**Work required**
Please transcribe the data that follows without the pictures, keeping every word the same.

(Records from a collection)
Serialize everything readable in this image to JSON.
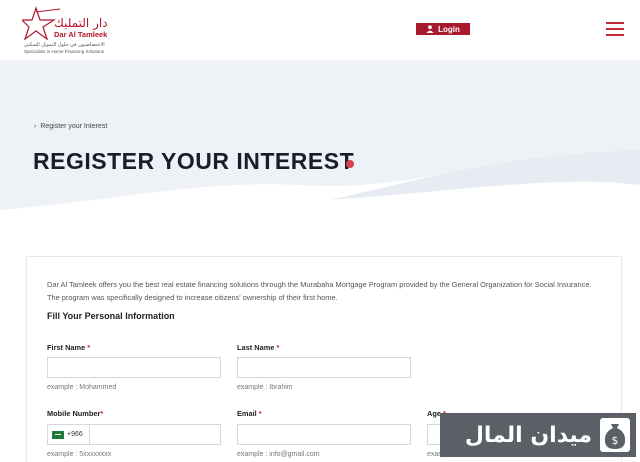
{
  "header": {
    "logo": {
      "arabic_name": "دار التمليك",
      "english_name": "Dar Al Tamleek",
      "tagline_ar": "الاختصاصيون في حلول التمويل السكني",
      "tagline_en": "Specialists in Home Financing Solutions"
    },
    "login_label": "Login",
    "icons": {
      "login": "user-icon",
      "menu": "hamburger-menu-icon"
    },
    "accent_color": "#a8192e"
  },
  "hero": {
    "breadcrumb": [
      "Register your Interest"
    ],
    "title": "REGISTER YOUR INTEREST",
    "dot_color": "#d9404f"
  },
  "form": {
    "intro": "Dar Al Tamleek offers you the best real estate financing solutions through the Murabaha Mortgage Program provided by the General Organization for Social Insurance. The program was specifically designed to increase citizens' ownership of their first home.",
    "section_title": "Fill Your Personal Information",
    "required_marker": "*",
    "fields": {
      "first_name": {
        "label": "First Name",
        "value": "",
        "hint": "example : Mohammed"
      },
      "last_name": {
        "label": "Last Name",
        "value": "",
        "hint": "example : Ibrahim"
      },
      "mobile": {
        "label": "Mobile Number",
        "prefix": "+966",
        "value": "",
        "hint": "example : 5xxxxxxxx"
      },
      "email": {
        "label": "Email",
        "value": "",
        "hint": "example : info@gmail.com"
      },
      "age": {
        "label": "Age",
        "value": "",
        "hint": "example : 30"
      }
    }
  },
  "watermark": {
    "text": "ميدان المال",
    "icon": "money-bag-icon"
  }
}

**The solution**
Serialize everything readable in this image to JSON.
{
  "header": {
    "logo": {
      "arabic_name": "دار التمليك",
      "english_name": "Dar Al Tamleek",
      "tagline_ar": "الاختصاصيون في حلول التمويل السكني",
      "tagline_en": "Specialists in Home Financing Solutions"
    },
    "login_label": "Login",
    "icons": {
      "login": "user-icon",
      "menu": "hamburger-menu-icon"
    },
    "accent_color": "#a8192e"
  },
  "hero": {
    "breadcrumb": [
      "Register your Interest"
    ],
    "title": "REGISTER YOUR INTEREST",
    "dot_color": "#d9404f"
  },
  "form": {
    "intro": "Dar Al Tamleek offers you the best real estate financing solutions through the Murabaha Mortgage Program provided by the General Organization for Social Insurance. The program was specifically designed to increase citizens' ownership of their first home.",
    "section_title": "Fill Your Personal Information",
    "required_marker": "*",
    "fields": {
      "first_name": {
        "label": "First Name",
        "value": "",
        "hint": "example : Mohammed"
      },
      "last_name": {
        "label": "Last Name",
        "value": "",
        "hint": "example : Ibrahim"
      },
      "mobile": {
        "label": "Mobile Number",
        "prefix": "+966",
        "value": "",
        "hint": "example : 5xxxxxxxx"
      },
      "email": {
        "label": "Email",
        "value": "",
        "hint": "example : info@gmail.com"
      },
      "age": {
        "label": "Age",
        "value": "",
        "hint": "example : 30"
      }
    }
  },
  "watermark": {
    "text": "ميدان المال",
    "icon": "money-bag-icon"
  }
}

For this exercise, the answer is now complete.